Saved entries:
-- start --

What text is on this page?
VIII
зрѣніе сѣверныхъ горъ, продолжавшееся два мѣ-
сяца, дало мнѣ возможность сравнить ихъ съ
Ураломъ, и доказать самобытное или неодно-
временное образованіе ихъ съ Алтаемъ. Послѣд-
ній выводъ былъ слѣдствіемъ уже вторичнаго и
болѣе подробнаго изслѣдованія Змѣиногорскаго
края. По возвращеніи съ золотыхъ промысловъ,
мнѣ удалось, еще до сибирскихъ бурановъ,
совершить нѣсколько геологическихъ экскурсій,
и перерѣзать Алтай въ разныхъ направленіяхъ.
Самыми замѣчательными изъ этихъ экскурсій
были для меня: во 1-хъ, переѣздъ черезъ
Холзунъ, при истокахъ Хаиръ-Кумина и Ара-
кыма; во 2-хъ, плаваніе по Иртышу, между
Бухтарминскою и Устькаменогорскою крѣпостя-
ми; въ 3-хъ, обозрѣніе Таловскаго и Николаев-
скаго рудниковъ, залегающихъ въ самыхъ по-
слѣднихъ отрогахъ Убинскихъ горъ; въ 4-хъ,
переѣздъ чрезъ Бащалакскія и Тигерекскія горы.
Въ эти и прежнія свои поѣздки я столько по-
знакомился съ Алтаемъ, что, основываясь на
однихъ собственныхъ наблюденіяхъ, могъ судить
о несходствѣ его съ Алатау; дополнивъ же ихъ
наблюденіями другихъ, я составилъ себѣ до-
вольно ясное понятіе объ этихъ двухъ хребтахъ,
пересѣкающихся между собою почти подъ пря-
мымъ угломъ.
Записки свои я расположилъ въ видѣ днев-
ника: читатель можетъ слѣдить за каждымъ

-- end --

* [Your objective]
Every line that holds the string "горъ" should be returned.

* [Result for this exercise]
зрѣніе сѣверныхъ горъ, продолжавшееся два мѣ-
слѣднихъ отрогахъ Убинскихъ горъ; въ 4-хъ,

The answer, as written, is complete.